Extracted data
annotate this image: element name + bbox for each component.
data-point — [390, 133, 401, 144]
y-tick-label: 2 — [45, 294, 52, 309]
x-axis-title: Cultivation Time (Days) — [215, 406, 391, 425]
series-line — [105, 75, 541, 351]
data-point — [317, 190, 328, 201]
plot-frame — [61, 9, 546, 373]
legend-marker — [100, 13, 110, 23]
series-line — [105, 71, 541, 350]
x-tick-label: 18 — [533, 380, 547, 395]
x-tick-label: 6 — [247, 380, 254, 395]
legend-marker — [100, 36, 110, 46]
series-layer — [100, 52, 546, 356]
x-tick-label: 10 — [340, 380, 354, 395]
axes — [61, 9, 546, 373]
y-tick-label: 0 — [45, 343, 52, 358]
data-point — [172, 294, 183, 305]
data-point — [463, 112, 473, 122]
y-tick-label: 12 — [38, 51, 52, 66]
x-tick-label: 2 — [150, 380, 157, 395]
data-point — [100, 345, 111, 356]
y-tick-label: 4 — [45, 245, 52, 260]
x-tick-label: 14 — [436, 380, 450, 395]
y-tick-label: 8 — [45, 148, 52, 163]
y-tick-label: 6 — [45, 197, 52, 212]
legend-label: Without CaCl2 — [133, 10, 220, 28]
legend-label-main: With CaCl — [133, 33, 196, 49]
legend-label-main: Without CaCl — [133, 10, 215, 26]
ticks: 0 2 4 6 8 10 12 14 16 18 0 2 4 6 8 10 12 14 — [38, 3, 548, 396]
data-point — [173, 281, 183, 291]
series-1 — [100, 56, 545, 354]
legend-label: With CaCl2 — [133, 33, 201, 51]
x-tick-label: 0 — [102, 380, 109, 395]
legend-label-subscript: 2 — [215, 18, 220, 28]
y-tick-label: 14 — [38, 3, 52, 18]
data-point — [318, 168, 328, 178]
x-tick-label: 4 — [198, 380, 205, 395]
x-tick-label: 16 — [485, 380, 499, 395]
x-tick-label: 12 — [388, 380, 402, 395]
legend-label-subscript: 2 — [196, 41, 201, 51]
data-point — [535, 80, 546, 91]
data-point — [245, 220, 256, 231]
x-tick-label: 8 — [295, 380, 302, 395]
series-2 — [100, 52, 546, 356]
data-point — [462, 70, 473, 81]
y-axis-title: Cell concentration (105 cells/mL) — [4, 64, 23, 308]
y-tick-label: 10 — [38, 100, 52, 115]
...
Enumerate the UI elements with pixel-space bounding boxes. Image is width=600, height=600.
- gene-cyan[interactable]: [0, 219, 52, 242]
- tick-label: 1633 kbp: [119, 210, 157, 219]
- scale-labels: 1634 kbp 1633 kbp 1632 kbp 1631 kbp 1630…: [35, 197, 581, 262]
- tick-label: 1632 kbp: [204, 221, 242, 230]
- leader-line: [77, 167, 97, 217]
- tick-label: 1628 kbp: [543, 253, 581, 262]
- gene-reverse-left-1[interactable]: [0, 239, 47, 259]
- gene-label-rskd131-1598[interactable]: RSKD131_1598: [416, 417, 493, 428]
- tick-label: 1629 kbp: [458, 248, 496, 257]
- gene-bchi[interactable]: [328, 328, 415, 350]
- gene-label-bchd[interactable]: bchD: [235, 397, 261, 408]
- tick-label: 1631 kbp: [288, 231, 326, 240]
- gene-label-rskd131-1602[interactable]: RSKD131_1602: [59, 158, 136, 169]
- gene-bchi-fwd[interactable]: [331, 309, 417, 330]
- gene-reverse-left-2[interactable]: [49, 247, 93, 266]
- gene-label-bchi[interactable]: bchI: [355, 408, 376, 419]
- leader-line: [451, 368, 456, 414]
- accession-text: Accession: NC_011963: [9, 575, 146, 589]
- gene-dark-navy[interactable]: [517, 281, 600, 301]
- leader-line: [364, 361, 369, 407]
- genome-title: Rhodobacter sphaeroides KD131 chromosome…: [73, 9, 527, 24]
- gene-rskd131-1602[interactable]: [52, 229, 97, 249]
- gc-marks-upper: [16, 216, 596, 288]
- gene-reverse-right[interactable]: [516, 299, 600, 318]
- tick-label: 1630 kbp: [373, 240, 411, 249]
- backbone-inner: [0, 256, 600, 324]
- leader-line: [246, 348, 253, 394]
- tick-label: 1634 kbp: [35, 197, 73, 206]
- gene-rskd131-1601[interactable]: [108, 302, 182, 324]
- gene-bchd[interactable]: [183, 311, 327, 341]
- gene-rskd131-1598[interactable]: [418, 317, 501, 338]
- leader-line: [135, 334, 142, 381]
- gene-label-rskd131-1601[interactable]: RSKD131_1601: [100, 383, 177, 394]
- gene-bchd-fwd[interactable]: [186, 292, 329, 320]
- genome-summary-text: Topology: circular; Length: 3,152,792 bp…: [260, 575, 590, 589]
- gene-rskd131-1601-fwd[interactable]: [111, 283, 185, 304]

About this exercise
The required answer is each line of the data in which the word "bchi" appears.

Problem solution
- gene-bchi[interactable]: [328, 328, 415, 350]
- gene-bchi-fwd[interactable]: [331, 309, 417, 330]
- gene-label-bchi[interactable]: bchI: [355, 408, 376, 419]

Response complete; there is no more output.